_Problem details_.
Your answer must consist solely of the number of lines that contain the word "with".

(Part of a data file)
>>>>>

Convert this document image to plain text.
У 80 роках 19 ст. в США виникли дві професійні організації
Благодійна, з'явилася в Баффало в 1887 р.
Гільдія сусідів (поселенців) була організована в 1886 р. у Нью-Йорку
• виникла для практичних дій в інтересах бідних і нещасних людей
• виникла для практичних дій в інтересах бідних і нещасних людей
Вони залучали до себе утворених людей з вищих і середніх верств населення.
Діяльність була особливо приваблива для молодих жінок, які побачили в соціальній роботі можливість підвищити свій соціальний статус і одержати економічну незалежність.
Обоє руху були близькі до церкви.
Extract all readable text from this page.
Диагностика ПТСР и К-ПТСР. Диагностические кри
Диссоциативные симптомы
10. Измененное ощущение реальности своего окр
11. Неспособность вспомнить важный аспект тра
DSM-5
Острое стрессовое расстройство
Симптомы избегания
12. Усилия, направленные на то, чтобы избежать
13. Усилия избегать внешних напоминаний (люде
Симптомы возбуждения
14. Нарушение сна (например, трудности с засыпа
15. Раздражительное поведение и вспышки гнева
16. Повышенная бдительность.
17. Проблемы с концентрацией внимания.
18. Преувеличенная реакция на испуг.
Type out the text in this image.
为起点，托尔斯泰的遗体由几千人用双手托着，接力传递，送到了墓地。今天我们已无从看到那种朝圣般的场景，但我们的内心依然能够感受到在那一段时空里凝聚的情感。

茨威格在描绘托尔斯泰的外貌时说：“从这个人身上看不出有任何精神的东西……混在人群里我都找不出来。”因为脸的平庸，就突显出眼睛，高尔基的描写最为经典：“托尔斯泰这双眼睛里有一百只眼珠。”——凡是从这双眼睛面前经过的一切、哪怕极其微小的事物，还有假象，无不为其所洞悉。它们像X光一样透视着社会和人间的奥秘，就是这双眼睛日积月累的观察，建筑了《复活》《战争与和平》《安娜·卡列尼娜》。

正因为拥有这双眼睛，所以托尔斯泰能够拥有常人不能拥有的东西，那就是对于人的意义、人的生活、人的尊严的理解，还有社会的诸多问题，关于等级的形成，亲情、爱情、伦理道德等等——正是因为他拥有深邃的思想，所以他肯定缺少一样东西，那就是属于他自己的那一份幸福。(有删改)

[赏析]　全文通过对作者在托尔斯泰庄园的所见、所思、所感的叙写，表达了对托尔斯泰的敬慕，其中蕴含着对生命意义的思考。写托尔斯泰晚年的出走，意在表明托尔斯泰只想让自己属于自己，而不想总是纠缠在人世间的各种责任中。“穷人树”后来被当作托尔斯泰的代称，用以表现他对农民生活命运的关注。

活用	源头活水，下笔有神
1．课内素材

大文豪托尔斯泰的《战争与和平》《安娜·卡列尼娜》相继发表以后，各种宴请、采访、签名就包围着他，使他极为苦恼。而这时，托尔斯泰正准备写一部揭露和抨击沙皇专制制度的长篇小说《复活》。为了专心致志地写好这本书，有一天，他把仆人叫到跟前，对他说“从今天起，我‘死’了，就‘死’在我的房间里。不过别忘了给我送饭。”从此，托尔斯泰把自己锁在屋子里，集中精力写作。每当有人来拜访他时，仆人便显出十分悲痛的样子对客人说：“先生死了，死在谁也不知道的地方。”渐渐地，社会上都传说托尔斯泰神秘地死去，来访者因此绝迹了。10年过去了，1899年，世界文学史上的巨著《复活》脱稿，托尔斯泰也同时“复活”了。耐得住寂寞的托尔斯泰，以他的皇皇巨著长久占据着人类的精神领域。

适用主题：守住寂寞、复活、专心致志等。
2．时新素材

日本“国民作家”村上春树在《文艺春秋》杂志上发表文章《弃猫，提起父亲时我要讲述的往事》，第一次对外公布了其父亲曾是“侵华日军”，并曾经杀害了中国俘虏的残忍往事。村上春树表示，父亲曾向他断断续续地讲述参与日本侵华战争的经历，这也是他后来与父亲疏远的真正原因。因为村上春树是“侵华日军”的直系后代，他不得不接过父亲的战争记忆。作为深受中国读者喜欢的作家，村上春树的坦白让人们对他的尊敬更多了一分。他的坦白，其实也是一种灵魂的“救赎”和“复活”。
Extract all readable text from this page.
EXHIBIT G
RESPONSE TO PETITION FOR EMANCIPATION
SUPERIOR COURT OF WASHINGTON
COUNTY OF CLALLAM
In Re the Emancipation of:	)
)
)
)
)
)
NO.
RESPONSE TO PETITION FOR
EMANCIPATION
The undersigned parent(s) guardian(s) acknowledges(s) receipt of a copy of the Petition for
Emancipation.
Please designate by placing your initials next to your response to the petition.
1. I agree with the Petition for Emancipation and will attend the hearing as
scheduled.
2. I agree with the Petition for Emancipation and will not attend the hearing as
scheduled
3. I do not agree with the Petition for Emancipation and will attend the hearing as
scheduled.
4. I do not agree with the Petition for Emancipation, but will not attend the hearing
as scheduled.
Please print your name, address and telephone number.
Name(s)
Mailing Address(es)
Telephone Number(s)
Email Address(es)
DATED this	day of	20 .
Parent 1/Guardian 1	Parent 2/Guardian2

<<<<<

_Result for this exercise_.
4